Task instructions: Your task is to quote the material that follows, in full and exactly.

────────

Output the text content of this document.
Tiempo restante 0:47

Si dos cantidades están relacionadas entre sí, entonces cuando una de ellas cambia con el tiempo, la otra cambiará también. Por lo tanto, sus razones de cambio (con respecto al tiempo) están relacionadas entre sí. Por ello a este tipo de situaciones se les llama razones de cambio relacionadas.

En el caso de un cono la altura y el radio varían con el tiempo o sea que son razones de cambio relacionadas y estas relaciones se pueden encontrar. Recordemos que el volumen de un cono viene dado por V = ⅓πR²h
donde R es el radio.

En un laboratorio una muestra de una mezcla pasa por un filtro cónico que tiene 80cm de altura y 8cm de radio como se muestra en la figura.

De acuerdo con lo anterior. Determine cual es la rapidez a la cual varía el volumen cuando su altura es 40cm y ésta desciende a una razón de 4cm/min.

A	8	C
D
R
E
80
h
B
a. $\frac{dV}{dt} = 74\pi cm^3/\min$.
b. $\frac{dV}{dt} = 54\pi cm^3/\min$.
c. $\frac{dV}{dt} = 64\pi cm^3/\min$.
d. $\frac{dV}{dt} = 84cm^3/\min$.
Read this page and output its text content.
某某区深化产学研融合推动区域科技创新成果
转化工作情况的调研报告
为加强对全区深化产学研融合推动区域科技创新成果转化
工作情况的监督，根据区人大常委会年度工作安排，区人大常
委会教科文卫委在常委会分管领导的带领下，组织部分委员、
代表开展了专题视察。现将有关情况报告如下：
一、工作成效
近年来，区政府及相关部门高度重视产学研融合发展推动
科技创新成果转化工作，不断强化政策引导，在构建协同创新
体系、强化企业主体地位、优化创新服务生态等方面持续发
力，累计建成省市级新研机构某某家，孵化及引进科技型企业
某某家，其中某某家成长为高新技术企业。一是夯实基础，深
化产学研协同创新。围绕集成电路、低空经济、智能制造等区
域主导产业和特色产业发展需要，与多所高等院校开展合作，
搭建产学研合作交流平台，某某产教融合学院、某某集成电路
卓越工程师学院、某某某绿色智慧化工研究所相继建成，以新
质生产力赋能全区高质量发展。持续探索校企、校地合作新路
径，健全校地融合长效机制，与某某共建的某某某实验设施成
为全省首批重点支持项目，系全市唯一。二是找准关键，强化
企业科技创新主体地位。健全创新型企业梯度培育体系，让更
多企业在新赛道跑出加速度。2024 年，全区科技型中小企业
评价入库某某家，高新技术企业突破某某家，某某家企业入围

────────

Output:
Output the text content of this document.
Tiempo restante 0:47

Si dos cantidades están relacionadas entre sí, entonces cuando una de ellas cambia con el tiempo, la otra cambiará también. Por lo tanto, sus razones de cambio (con respecto al tiempo) están relacionadas entre sí. Por ello a este tipo de situaciones se les llama razones de cambio relacionadas.

En el caso de un cono la altura y el radio varían con el tiempo o sea que son razones de cambio relacionadas y estas relaciones se pueden encontrar. Recordemos que el volumen de un cono viene dado por V = ⅓πR²h
donde R es el radio.

En un laboratorio una muestra de una mezcla pasa por un filtro cónico que tiene 80cm de altura y 8cm de radio como se muestra en la figura.

De acuerdo con lo anterior. Determine cual es la rapidez a la cual varía el volumen cuando su altura es 40cm y ésta desciende a una razón de 4cm/min.

A	8	C
D
R
E
80
h
B
a. $\frac{dV}{dt} = 74\pi cm^3/\min$.
b. $\frac{dV}{dt} = 54\pi cm^3/\min$.
c. $\frac{dV}{dt} = 64\pi cm^3/\min$.
d. $\frac{dV}{dt} = 84cm^3/\min$.
Read this page and output its text content.
某某区深化产学研融合推动区域科技创新成果
转化工作情况的调研报告
为加强对全区深化产学研融合推动区域科技创新成果转化
工作情况的监督，根据区人大常委会年度工作安排，区人大常
委会教科文卫委在常委会分管领导的带领下，组织部分委员、
代表开展了专题视察。现将有关情况报告如下：
一、工作成效
近年来，区政府及相关部门高度重视产学研融合发展推动
科技创新成果转化工作，不断强化政策引导，在构建协同创新
体系、强化企业主体地位、优化创新服务生态等方面持续发
力，累计建成省市级新研机构某某家，孵化及引进科技型企业
某某家，其中某某家成长为高新技术企业。一是夯实基础，深
化产学研协同创新。围绕集成电路、低空经济、智能制造等区
域主导产业和特色产业发展需要，与多所高等院校开展合作，
搭建产学研合作交流平台，某某产教融合学院、某某集成电路
卓越工程师学院、某某某绿色智慧化工研究所相继建成，以新
质生产力赋能全区高质量发展。持续探索校企、校地合作新路
径，健全校地融合长效机制，与某某共建的某某某实验设施成
为全省首批重点支持项目，系全市唯一。二是找准关键，强化
企业科技创新主体地位。健全创新型企业梯度培育体系，让更
多企业在新赛道跑出加速度。2024 年，全区科技型中小企业
评价入库某某家，高新技术企业突破某某家，某某家企业入围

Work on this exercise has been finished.